## Text extract:
Type: array of doubles
Valid for: all cavities except Restart
- Spheres
Array of coordinates and centers for construction of the list of spheres in explicit mode. Format is \([\ldots, x_i, y_i, z_i, R_i, \ldots]\)
Type: array of doubles
Valid for: all cavities except Restart
Medium section keywords¶
- SolverType
Type of solver to be used. All solvers are based on the Integral Equation Formulation of the Polarizable Continuum Model [CancesMennucci98]
IEFPCM. Collocation solver for a general dielectric medium
CPCM. Collocation solver for a conductor-like approximation to the dielectric medium
Type: string
Valid values: IEFPCM | CPCM
Default value: IEFPCM
- Nonequilibrium
Initializes an additional solver using the dynamic permittivity. To be used in response calculations.
Type: bool
Valid for: all solvers
Default value: False
- Solvent
Specification of the dielectric medium outside the cavity. This keyword must always be given a value. If the solvent name given is different from Explicit any other settings in the Green’s function section will be overridden by the built-in values for the solvent specified. See Table Available solvents for details.

## Given problem A:
According to the keyword documentation, what is the default value of SolverType?
## Given problem B:
Please list every keyword that the keyword documentation gives under the "Medium section keywords" heading.
The entries after this point are separate material from the keyword documentation.

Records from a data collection
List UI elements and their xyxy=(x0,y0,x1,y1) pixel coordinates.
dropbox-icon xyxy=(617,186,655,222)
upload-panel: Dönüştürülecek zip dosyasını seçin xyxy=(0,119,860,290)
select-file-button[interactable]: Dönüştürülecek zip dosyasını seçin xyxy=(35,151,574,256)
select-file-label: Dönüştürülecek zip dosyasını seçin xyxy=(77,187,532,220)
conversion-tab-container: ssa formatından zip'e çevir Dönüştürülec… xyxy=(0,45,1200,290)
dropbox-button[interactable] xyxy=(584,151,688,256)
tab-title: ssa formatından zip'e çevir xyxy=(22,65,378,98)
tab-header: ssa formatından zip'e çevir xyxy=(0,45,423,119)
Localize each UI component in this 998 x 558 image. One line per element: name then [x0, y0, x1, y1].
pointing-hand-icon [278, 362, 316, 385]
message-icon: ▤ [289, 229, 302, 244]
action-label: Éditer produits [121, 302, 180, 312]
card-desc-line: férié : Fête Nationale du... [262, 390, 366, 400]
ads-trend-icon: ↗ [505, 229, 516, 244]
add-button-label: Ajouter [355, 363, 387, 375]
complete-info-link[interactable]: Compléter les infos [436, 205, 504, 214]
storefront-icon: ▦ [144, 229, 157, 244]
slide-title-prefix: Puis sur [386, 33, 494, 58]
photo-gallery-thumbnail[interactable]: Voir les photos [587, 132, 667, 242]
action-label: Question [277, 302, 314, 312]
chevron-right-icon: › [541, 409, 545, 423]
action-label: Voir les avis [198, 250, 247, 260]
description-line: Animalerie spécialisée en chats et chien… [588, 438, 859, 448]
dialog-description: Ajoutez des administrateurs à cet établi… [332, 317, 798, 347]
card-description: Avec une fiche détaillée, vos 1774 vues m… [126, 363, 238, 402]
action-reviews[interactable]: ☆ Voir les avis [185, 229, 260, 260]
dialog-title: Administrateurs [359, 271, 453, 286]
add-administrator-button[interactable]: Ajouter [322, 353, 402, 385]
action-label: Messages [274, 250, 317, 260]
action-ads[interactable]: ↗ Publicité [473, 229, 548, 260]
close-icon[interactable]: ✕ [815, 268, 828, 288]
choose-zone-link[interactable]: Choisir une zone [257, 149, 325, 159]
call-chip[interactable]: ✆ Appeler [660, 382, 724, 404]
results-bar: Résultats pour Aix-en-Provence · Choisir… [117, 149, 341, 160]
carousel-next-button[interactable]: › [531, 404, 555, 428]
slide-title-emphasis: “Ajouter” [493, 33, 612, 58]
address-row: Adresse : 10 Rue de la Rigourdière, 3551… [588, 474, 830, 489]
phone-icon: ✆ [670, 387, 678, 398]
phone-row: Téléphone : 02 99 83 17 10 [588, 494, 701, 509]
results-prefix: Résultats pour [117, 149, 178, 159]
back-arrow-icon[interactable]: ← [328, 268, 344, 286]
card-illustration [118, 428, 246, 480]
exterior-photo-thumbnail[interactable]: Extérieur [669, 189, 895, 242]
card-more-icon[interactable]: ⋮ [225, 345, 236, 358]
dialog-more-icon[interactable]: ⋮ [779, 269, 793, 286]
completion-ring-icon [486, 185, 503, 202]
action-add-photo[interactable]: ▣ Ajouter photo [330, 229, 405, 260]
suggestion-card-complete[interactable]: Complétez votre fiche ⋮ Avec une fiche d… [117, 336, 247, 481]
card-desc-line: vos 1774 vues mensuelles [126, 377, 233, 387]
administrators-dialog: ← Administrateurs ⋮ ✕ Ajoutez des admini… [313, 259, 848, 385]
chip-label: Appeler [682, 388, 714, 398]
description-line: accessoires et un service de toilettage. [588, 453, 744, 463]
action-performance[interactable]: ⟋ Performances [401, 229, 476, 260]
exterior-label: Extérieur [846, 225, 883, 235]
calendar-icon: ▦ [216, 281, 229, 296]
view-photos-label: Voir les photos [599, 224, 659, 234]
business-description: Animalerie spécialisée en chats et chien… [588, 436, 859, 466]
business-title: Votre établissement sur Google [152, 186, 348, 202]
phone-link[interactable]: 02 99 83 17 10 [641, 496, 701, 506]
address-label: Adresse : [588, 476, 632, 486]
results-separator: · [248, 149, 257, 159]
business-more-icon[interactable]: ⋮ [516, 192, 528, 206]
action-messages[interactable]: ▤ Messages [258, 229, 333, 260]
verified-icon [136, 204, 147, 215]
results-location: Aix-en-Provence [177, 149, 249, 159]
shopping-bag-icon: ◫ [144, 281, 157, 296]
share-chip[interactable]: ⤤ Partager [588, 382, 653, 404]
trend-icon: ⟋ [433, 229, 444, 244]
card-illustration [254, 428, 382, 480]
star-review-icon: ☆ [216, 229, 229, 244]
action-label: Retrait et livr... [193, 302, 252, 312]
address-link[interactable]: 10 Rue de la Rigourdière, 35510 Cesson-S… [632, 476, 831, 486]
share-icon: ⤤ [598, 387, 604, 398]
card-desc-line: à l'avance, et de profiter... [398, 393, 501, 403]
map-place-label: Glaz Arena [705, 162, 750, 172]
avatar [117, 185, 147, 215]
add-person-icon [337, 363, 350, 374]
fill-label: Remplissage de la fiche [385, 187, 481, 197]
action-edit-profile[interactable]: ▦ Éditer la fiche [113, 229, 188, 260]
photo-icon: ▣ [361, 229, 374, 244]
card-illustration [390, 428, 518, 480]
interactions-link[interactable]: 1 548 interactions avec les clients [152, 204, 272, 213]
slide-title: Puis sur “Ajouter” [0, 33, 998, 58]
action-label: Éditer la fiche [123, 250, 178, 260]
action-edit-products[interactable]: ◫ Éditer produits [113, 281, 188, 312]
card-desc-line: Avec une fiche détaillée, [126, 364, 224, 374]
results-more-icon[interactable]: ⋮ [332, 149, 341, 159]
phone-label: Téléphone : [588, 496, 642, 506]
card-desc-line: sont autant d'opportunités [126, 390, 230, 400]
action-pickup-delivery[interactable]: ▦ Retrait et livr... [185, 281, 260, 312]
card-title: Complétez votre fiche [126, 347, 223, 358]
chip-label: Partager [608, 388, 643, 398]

## Final result A:
IEFPCM

## Final result B:
SolverType, Nonequilibrium, Solvent